◆ What the exercise asks
Your answer should be a single number: how many lines in the data below hold the string "devices".

☆ ☆ ☆ ☆ ☆ ☆ ☆

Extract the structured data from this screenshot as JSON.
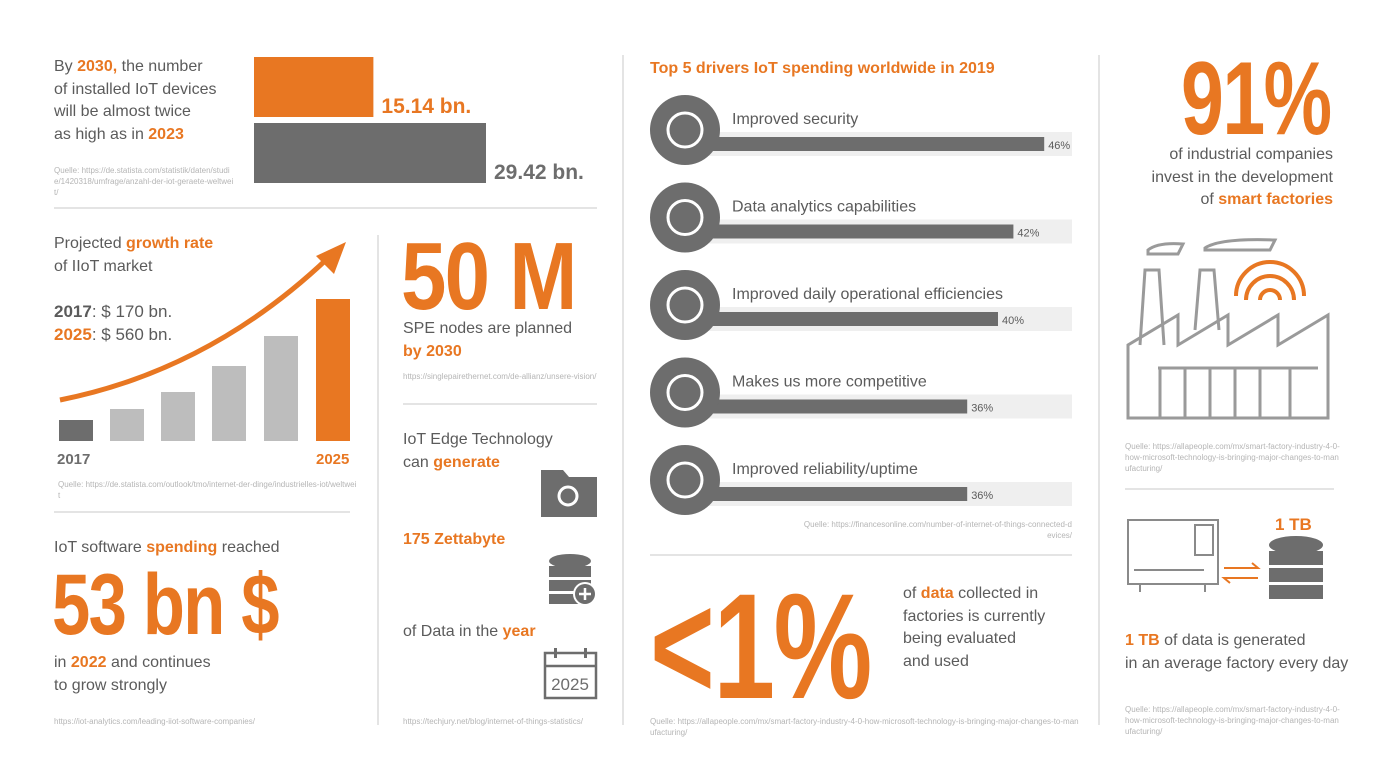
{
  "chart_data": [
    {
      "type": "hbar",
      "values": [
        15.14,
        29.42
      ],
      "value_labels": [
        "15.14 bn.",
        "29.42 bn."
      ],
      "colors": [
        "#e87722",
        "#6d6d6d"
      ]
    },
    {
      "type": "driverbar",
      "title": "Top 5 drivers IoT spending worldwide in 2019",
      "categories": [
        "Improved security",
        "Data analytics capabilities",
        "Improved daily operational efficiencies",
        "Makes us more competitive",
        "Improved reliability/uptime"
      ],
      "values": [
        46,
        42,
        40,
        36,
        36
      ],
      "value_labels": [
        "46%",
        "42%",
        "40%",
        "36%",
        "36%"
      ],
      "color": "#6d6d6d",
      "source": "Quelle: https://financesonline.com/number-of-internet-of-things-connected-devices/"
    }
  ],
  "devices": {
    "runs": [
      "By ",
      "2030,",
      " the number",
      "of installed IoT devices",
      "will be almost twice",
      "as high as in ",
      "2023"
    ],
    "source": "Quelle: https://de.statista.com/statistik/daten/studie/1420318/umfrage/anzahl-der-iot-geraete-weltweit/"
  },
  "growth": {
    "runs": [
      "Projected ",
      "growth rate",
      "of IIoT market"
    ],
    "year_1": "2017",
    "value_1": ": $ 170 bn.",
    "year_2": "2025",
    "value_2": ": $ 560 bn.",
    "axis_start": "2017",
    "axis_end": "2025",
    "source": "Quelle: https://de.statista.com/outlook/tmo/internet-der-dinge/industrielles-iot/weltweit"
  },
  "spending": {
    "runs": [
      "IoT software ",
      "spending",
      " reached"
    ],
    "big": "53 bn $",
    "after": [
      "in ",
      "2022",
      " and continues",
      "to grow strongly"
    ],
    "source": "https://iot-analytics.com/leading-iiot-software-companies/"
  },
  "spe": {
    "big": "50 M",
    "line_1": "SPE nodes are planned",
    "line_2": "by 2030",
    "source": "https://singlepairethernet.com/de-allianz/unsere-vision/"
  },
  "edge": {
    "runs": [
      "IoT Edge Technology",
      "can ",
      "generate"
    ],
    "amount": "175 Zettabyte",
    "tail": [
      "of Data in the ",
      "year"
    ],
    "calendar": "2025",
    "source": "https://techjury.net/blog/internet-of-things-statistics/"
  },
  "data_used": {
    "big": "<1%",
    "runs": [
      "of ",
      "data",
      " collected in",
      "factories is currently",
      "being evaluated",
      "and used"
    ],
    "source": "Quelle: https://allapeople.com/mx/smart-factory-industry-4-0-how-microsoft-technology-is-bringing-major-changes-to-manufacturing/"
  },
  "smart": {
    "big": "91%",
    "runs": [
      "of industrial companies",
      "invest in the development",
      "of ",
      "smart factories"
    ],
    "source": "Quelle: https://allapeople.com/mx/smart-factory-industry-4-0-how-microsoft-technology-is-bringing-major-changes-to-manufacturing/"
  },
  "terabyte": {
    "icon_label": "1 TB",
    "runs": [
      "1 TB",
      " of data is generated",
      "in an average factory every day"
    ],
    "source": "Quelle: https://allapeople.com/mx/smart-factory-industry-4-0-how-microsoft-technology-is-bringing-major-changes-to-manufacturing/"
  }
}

☆ ☆ ☆ ☆ ☆ ☆ ☆

◆ Output
3